== Exercise directions ==
Copy out all of the material, matching it word for word.

== Data for this exercise ==
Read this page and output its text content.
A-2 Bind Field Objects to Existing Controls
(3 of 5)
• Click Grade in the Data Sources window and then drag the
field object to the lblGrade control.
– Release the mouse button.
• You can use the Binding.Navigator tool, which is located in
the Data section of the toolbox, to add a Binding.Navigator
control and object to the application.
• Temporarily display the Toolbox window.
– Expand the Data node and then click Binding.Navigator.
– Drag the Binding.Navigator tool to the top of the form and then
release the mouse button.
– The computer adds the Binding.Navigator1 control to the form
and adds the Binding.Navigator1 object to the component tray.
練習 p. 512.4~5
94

== Full answer ==
Read this page and output its text content.
A-2 Bind Field Objects to Existing Controls
(3 of 5)
• Click Grade in the Data Sources window and then drag the
field object to the lblGrade control.
– Release the mouse button.
• You can use the Binding.Navigator tool, which is located in
the Data section of the toolbox, to add a Binding.Navigator
control and object to the application.
• Temporarily display the Toolbox window.
– Expand the Data node and then click Binding.Navigator.
– Drag the Binding.Navigator tool to the top of the form and then
release the mouse button.
– The computer adds the Binding.Navigator1 control to the form
and adds the Binding.Navigator1 object to the component tray.
練習 p. 512.4~5
94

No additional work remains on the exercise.